[start MATERIAL PROVIDED]

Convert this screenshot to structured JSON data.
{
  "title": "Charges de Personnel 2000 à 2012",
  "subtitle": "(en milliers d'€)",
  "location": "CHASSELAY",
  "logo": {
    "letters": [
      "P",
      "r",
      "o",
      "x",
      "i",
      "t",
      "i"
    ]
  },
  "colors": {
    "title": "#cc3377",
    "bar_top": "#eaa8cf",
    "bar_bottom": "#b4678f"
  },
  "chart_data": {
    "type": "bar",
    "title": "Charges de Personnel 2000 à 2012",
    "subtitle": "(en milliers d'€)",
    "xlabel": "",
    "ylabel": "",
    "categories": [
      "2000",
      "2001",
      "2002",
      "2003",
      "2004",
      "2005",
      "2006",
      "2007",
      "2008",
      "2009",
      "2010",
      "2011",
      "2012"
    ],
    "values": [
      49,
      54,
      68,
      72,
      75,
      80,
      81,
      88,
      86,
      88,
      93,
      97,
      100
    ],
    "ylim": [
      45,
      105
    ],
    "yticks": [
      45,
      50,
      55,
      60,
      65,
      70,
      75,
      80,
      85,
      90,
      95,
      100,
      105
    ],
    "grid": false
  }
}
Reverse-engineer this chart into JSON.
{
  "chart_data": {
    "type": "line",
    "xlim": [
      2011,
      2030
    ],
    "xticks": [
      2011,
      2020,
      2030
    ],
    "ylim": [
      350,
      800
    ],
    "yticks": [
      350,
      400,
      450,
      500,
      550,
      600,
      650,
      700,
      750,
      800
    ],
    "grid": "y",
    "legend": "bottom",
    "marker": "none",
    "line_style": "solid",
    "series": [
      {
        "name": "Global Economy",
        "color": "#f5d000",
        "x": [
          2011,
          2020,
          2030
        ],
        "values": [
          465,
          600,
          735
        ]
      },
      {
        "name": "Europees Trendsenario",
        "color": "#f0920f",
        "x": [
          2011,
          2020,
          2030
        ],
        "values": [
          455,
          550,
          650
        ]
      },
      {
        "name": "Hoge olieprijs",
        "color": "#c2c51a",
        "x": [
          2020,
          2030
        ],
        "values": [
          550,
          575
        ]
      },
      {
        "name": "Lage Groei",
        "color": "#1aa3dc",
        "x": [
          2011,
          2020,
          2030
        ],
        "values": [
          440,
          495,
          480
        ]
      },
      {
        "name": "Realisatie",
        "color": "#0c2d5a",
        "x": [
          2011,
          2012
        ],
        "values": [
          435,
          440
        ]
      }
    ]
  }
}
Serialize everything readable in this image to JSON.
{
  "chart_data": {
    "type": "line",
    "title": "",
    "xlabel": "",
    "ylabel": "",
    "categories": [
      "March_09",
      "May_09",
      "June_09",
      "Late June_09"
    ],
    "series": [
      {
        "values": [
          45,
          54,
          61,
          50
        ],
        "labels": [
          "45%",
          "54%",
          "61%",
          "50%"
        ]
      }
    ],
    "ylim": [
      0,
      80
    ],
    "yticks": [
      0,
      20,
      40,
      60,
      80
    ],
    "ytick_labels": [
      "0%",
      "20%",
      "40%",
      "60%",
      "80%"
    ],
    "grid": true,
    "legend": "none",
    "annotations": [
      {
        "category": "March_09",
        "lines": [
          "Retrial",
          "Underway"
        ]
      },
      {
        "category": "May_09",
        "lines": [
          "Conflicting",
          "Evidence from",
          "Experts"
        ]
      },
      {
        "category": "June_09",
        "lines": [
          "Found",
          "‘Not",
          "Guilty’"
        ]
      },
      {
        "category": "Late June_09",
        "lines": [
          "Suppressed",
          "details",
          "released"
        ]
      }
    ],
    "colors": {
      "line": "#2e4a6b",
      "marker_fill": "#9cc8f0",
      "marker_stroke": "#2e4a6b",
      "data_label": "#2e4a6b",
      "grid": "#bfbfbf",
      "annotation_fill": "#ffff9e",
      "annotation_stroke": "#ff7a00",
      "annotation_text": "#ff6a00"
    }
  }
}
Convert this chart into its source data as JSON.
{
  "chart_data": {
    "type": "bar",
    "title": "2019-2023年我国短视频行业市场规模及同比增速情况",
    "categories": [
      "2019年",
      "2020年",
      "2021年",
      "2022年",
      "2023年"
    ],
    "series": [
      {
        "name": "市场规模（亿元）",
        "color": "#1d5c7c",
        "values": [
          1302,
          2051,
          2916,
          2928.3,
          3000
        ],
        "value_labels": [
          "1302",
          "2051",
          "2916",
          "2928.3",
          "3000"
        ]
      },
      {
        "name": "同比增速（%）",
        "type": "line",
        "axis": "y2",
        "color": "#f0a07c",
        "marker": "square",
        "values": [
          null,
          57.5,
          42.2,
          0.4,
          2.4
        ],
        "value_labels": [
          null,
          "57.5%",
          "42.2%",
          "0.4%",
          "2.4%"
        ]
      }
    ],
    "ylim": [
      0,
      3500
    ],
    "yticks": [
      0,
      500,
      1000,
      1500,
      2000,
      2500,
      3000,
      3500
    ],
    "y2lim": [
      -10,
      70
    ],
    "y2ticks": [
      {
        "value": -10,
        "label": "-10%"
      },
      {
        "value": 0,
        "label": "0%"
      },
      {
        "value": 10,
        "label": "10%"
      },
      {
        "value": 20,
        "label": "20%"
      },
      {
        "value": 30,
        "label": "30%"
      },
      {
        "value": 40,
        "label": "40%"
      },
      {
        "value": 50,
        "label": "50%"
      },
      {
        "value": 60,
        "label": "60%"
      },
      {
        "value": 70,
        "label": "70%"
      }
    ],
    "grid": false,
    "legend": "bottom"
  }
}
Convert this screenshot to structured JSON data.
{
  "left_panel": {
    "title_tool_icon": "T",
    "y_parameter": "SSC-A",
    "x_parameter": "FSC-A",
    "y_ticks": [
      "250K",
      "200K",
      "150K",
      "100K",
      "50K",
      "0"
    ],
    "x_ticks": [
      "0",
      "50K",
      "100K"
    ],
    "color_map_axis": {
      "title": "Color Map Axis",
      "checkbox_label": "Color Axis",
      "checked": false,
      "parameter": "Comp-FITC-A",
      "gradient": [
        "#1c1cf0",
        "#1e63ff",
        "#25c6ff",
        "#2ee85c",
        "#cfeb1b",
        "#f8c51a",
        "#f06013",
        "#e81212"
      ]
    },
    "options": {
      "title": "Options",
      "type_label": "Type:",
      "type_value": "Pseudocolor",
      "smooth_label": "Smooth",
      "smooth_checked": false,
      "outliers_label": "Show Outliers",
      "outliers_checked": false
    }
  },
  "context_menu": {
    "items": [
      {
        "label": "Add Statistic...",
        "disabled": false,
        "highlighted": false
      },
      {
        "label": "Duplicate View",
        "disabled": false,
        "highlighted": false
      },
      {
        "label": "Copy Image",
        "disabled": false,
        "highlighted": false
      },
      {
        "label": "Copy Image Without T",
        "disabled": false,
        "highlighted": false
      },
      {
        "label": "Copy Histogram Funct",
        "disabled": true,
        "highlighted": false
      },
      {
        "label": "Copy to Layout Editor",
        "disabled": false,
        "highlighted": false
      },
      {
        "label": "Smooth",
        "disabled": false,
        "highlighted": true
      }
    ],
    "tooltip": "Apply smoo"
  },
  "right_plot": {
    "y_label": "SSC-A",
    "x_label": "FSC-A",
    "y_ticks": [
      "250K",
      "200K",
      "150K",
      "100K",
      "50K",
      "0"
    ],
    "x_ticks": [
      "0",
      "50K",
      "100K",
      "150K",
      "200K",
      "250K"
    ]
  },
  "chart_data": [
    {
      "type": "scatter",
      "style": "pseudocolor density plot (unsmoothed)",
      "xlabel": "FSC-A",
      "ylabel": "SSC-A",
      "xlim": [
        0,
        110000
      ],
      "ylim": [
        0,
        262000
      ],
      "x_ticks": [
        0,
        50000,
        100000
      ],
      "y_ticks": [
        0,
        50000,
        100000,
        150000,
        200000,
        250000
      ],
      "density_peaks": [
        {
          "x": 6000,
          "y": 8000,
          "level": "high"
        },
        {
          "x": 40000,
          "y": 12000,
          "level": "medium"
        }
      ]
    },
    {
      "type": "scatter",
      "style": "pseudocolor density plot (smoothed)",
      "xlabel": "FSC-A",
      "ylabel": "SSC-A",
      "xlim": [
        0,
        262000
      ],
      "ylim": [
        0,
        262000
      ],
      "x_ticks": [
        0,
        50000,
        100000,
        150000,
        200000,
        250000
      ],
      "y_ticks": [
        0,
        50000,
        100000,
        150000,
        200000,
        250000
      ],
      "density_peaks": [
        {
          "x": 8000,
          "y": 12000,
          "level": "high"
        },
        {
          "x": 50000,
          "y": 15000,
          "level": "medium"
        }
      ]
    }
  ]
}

[end MATERIAL PROVIDED]

EXERCISE TASK:
Collect the lines of the records that include the string "Charges".

COMPLETE ANSWER:
  "title": "Charges de Personnel 2000 à 2012",
    "title": "Charges de Personnel 2000 à 2012",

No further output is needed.